-- START Data rows --

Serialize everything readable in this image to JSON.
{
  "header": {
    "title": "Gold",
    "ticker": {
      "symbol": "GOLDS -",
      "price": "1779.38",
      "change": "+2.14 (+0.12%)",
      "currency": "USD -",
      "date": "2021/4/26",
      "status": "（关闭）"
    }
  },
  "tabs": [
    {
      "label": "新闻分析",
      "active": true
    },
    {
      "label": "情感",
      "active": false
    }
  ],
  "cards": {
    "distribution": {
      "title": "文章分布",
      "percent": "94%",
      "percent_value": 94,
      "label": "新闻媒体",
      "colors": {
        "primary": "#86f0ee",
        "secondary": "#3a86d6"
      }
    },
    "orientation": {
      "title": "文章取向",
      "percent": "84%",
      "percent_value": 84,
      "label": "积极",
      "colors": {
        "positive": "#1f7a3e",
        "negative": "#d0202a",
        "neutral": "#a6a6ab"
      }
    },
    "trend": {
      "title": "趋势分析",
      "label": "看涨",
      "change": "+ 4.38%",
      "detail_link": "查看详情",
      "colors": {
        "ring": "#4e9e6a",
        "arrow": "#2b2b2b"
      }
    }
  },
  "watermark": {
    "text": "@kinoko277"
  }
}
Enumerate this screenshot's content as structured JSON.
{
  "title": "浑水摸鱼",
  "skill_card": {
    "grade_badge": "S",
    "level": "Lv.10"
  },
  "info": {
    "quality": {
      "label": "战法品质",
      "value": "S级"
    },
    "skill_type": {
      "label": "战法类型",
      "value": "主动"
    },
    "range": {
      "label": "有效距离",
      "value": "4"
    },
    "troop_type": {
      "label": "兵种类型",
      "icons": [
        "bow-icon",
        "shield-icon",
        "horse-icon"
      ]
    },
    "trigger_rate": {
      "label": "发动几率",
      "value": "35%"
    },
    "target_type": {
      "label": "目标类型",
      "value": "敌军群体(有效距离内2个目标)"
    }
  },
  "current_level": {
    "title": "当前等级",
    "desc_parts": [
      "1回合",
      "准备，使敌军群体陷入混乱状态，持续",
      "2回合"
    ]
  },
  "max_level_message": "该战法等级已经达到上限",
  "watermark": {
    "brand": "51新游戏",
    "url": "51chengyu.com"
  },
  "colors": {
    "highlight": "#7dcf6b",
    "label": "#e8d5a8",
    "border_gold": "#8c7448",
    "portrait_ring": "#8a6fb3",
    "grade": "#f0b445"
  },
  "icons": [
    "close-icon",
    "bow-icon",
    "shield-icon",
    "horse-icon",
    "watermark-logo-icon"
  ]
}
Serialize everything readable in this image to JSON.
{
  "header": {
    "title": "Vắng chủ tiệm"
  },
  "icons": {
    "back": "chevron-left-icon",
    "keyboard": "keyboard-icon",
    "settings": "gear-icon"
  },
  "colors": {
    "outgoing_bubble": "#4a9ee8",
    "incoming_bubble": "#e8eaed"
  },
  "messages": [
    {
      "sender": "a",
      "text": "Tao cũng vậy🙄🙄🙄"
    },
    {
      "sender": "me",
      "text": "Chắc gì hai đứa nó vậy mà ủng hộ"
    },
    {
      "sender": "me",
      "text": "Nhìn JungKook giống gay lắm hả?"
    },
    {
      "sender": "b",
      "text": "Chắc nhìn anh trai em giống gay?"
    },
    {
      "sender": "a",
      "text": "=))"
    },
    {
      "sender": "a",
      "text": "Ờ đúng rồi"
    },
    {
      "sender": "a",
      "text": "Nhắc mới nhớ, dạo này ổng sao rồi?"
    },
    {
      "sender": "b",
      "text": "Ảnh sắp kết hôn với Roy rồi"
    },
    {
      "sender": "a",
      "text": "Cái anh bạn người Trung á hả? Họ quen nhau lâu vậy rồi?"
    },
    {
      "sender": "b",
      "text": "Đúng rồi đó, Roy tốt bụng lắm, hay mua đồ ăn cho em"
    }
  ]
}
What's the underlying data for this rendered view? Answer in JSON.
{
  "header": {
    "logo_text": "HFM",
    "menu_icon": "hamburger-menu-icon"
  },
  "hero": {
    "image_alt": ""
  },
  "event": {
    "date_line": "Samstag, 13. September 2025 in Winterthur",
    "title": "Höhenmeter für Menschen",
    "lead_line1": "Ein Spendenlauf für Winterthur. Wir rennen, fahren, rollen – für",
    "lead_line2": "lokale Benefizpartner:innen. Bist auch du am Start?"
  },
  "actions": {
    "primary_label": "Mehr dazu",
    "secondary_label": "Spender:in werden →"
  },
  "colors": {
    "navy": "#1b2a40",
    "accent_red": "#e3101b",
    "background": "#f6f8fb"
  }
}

-- END Data rows --

Task instructions:
Using the records above, find and show each line with the string "Winterthur".

Solution to this problem:
    "date_line": "Samstag, 13. September 2025 in Winterthur",
    "lead_line1": "Ein Spendenlauf für Winterthur. Wir rennen, fahren, rollen – für",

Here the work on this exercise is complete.